CHALLENGE » Output the full listing below exactly as it reads, and skip anything that is a picture.

* * * * * * * * *

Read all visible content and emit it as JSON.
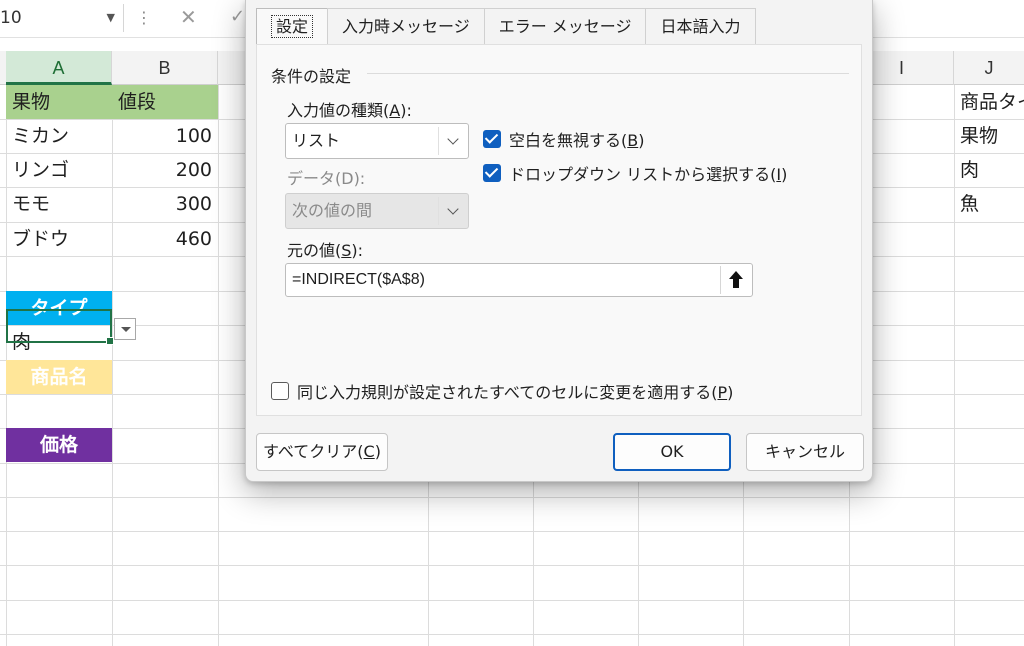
{
  "formula_bar": {
    "namebox": "10"
  },
  "sheet": {
    "columns": [
      {
        "key": "A",
        "label": "A"
      },
      {
        "key": "B",
        "label": "B"
      },
      {
        "key": "I",
        "label": "I"
      },
      {
        "key": "J",
        "label": "J"
      }
    ],
    "cells": {
      "A1": "果物",
      "B1": "値段",
      "A2": "ミカン",
      "B2": "100",
      "A3": "リンゴ",
      "B3": "200",
      "A4": "モモ",
      "B4": "300",
      "A5": "ブドウ",
      "B5": "460",
      "A7": "タイプ",
      "A8": "肉",
      "A9": "商品名",
      "A11": "価格",
      "J1": "商品タイプ",
      "J2": "果物",
      "J3": "肉",
      "J4": "魚"
    },
    "colors": {
      "header_green": "#a9d18e",
      "type_cyan": "#00b0f0",
      "name_yellow": "#ffe699",
      "price_purple": "#7030a0",
      "selection_green": "#217346"
    }
  },
  "dialog": {
    "tabs": [
      "設定",
      "入力時メッセージ",
      "エラー メッセージ",
      "日本語入力"
    ],
    "active_tab": "設定",
    "section_title": "条件の設定",
    "allow": {
      "label_prefix": "入力値の種類(",
      "label_key": "A",
      "label_suffix": "):",
      "value": "リスト"
    },
    "data": {
      "label": "データ(D):",
      "value": "次の値の間"
    },
    "ignore_blank": {
      "label_prefix": "空白を無視する(",
      "label_key": "B",
      "label_suffix": ")",
      "checked": true
    },
    "in_cell_dropdown": {
      "label_prefix": "ドロップダウン リストから選択する(",
      "label_key": "I",
      "label_suffix": ")",
      "checked": true
    },
    "source": {
      "label_prefix": "元の値(",
      "label_key": "S",
      "label_suffix": "):",
      "value": "=INDIRECT($A$8)",
      "collapse_icon": "up-arrow-icon"
    },
    "apply_all": {
      "label_prefix": "同じ入力規則が設定されたすべてのセルに変更を適用する(",
      "label_key": "P",
      "label_suffix": ")",
      "checked": false
    },
    "buttons": {
      "clear_prefix": "すべてクリア(",
      "clear_key": "C",
      "clear_suffix": ")",
      "ok": "OK",
      "cancel": "キャンセル"
    },
    "accent_color": "#0f5fbf"
  }
}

* * * * * * * * *

WORKED ANSWER »
Read all visible content and emit it as JSON.
{
  "formula_bar": {
    "namebox": "10"
  },
  "sheet": {
    "columns": [
      {
        "key": "A",
        "label": "A"
      },
      {
        "key": "B",
        "label": "B"
      },
      {
        "key": "I",
        "label": "I"
      },
      {
        "key": "J",
        "label": "J"
      }
    ],
    "cells": {
      "A1": "果物",
      "B1": "値段",
      "A2": "ミカン",
      "B2": "100",
      "A3": "リンゴ",
      "B3": "200",
      "A4": "モモ",
      "B4": "300",
      "A5": "ブドウ",
      "B5": "460",
      "A7": "タイプ",
      "A8": "肉",
      "A9": "商品名",
      "A11": "価格",
      "J1": "商品タイプ",
      "J2": "果物",
      "J3": "肉",
      "J4": "魚"
    },
    "colors": {
      "header_green": "#a9d18e",
      "type_cyan": "#00b0f0",
      "name_yellow": "#ffe699",
      "price_purple": "#7030a0",
      "selection_green": "#217346"
    }
  },
  "dialog": {
    "tabs": [
      "設定",
      "入力時メッセージ",
      "エラー メッセージ",
      "日本語入力"
    ],
    "active_tab": "設定",
    "section_title": "条件の設定",
    "allow": {
      "label_prefix": "入力値の種類(",
      "label_key": "A",
      "label_suffix": "):",
      "value": "リスト"
    },
    "data": {
      "label": "データ(D):",
      "value": "次の値の間"
    },
    "ignore_blank": {
      "label_prefix": "空白を無視する(",
      "label_key": "B",
      "label_suffix": ")",
      "checked": true
    },
    "in_cell_dropdown": {
      "label_prefix": "ドロップダウン リストから選択する(",
      "label_key": "I",
      "label_suffix": ")",
      "checked": true
    },
    "source": {
      "label_prefix": "元の値(",
      "label_key": "S",
      "label_suffix": "):",
      "value": "=INDIRECT($A$8)",
      "collapse_icon": "up-arrow-icon"
    },
    "apply_all": {
      "label_prefix": "同じ入力規則が設定されたすべてのセルに変更を適用する(",
      "label_key": "P",
      "label_suffix": ")",
      "checked": false
    },
    "buttons": {
      "clear_prefix": "すべてクリア(",
      "clear_key": "C",
      "clear_suffix": ")",
      "ok": "OK",
      "cancel": "キャンセル"
    },
    "accent_color": "#0f5fbf"
  }
}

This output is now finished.